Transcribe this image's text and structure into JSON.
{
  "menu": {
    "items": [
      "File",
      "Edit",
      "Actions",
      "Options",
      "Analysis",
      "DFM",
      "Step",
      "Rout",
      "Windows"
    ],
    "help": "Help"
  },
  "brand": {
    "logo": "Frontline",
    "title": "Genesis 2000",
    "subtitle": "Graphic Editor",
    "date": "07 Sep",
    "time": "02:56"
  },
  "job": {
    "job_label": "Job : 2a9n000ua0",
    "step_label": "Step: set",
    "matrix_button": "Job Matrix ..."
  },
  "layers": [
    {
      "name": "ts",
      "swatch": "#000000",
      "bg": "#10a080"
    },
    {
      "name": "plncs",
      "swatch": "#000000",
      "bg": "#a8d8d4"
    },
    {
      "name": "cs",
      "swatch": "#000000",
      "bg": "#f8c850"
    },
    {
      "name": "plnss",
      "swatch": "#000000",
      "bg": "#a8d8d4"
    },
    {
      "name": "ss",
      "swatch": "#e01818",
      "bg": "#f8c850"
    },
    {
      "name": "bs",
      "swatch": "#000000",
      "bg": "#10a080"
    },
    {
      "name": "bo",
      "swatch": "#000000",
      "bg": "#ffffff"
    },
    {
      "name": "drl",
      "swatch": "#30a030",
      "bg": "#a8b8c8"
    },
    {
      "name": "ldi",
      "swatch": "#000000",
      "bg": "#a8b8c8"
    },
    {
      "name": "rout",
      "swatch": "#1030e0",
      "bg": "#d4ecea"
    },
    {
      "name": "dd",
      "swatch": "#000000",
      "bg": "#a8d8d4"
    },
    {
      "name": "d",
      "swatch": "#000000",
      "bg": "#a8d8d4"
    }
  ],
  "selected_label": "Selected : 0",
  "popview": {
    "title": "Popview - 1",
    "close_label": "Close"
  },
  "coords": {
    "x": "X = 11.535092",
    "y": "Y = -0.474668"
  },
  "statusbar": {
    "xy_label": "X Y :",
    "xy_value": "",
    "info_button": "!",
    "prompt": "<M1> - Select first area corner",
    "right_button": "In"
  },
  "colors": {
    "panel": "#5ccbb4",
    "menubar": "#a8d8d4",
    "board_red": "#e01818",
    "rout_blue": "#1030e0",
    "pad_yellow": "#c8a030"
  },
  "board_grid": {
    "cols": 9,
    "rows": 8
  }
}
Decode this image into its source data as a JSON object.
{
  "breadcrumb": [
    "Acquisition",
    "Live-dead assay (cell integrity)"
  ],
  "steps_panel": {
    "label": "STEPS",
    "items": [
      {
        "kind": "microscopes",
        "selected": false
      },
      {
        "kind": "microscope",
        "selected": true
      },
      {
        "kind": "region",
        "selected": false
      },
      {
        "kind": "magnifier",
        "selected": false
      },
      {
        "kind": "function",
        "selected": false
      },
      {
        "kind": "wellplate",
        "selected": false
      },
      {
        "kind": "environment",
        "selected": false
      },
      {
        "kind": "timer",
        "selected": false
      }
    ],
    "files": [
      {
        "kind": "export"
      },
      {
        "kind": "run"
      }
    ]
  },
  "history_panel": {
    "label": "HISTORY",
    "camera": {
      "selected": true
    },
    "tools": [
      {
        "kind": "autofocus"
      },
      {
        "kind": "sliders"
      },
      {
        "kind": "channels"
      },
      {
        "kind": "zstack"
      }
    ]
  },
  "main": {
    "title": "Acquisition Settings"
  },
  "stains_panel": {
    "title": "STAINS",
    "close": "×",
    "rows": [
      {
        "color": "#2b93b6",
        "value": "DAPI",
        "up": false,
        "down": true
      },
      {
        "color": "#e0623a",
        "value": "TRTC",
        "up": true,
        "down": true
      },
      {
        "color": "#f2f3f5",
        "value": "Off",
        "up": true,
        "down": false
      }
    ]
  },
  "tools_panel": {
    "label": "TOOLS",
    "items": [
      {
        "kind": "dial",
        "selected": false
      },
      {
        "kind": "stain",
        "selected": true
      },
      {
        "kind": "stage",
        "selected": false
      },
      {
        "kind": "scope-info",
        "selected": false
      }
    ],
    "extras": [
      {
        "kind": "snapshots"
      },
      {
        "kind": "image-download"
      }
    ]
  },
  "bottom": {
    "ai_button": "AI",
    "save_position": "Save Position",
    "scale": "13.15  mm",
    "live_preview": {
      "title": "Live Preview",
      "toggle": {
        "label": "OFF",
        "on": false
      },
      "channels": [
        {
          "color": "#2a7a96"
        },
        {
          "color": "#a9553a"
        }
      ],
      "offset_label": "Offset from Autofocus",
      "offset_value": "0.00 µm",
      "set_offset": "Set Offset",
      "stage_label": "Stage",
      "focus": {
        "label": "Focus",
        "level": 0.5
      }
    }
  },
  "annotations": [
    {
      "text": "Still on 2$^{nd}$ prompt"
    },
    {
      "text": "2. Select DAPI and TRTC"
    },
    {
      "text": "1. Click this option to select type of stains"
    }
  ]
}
----------------
TASK OBJECTIVE = Please give back the listing in full; each line must match exactly.

ANSWER SECTION =
Transcribe this image's text and structure into JSON.
{
  "menu": {
    "items": [
      "File",
      "Edit",
      "Actions",
      "Options",
      "Analysis",
      "DFM",
      "Step",
      "Rout",
      "Windows"
    ],
    "help": "Help"
  },
  "brand": {
    "logo": "Frontline",
    "title": "Genesis 2000",
    "subtitle": "Graphic Editor",
    "date": "07 Sep",
    "time": "02:56"
  },
  "job": {
    "job_label": "Job : 2a9n000ua0",
    "step_label": "Step: set",
    "matrix_button": "Job Matrix ..."
  },
  "layers": [
    {
      "name": "ts",
      "swatch": "#000000",
      "bg": "#10a080"
    },
    {
      "name": "plncs",
      "swatch": "#000000",
      "bg": "#a8d8d4"
    },
    {
      "name": "cs",
      "swatch": "#000000",
      "bg": "#f8c850"
    },
    {
      "name": "plnss",
      "swatch": "#000000",
      "bg": "#a8d8d4"
    },
    {
      "name": "ss",
      "swatch": "#e01818",
      "bg": "#f8c850"
    },
    {
      "name": "bs",
      "swatch": "#000000",
      "bg": "#10a080"
    },
    {
      "name": "bo",
      "swatch": "#000000",
      "bg": "#ffffff"
    },
    {
      "name": "drl",
      "swatch": "#30a030",
      "bg": "#a8b8c8"
    },
    {
      "name": "ldi",
      "swatch": "#000000",
      "bg": "#a8b8c8"
    },
    {
      "name": "rout",
      "swatch": "#1030e0",
      "bg": "#d4ecea"
    },
    {
      "name": "dd",
      "swatch": "#000000",
      "bg": "#a8d8d4"
    },
    {
      "name": "d",
      "swatch": "#000000",
      "bg": "#a8d8d4"
    }
  ],
  "selected_label": "Selected : 0",
  "popview": {
    "title": "Popview - 1",
    "close_label": "Close"
  },
  "coords": {
    "x": "X = 11.535092",
    "y": "Y = -0.474668"
  },
  "statusbar": {
    "xy_label": "X Y :",
    "xy_value": "",
    "info_button": "!",
    "prompt": "<M1> - Select first area corner",
    "right_button": "In"
  },
  "colors": {
    "panel": "#5ccbb4",
    "menubar": "#a8d8d4",
    "board_red": "#e01818",
    "rout_blue": "#1030e0",
    "pad_yellow": "#c8a030"
  },
  "board_grid": {
    "cols": 9,
    "rows": 8
  }
}
Decode this image into its source data as a JSON object.
{
  "breadcrumb": [
    "Acquisition",
    "Live-dead assay (cell integrity)"
  ],
  "steps_panel": {
    "label": "STEPS",
    "items": [
      {
        "kind": "microscopes",
        "selected": false
      },
      {
        "kind": "microscope",
        "selected": true
      },
      {
        "kind": "region",
        "selected": false
      },
      {
        "kind": "magnifier",
        "selected": false
      },
      {
        "kind": "function",
        "selected": false
      },
      {
        "kind": "wellplate",
        "selected": false
      },
      {
        "kind": "environment",
        "selected": false
      },
      {
        "kind": "timer",
        "selected": false
      }
    ],
    "files": [
      {
        "kind": "export"
      },
      {
        "kind": "run"
      }
    ]
  },
  "history_panel": {
    "label": "HISTORY",
    "camera": {
      "selected": true
    },
    "tools": [
      {
        "kind": "autofocus"
      },
      {
        "kind": "sliders"
      },
      {
        "kind": "channels"
      },
      {
        "kind": "zstack"
      }
    ]
  },
  "main": {
    "title": "Acquisition Settings"
  },
  "stains_panel": {
    "title": "STAINS",
    "close": "×",
    "rows": [
      {
        "color": "#2b93b6",
        "value": "DAPI",
        "up": false,
        "down": true
      },
      {
        "color": "#e0623a",
        "value": "TRTC",
        "up": true,
        "down": true
      },
      {
        "color": "#f2f3f5",
        "value": "Off",
        "up": true,
        "down": false
      }
    ]
  },
  "tools_panel": {
    "label": "TOOLS",
    "items": [
      {
        "kind": "dial",
        "selected": false
      },
      {
        "kind": "stain",
        "selected": true
      },
      {
        "kind": "stage",
        "selected": false
      },
      {
        "kind": "scope-info",
        "selected": false
      }
    ],
    "extras": [
      {
        "kind": "snapshots"
      },
      {
        "kind": "image-download"
      }
    ]
  },
  "bottom": {
    "ai_button": "AI",
    "save_position": "Save Position",
    "scale": "13.15  mm",
    "live_preview": {
      "title": "Live Preview",
      "toggle": {
        "label": "OFF",
        "on": false
      },
      "channels": [
        {
          "color": "#2a7a96"
        },
        {
          "color": "#a9553a"
        }
      ],
      "offset_label": "Offset from Autofocus",
      "offset_value": "0.00 µm",
      "set_offset": "Set Offset",
      "stage_label": "Stage",
      "focus": {
        "label": "Focus",
        "level": 0.5
      }
    }
  },
  "annotations": [
    {
      "text": "Still on 2$^{nd}$ prompt"
    },
    {
      "text": "2. Select DAPI and TRTC"
    },
    {
      "text": "1. Click this option to select type of stains"
    }
  ]
}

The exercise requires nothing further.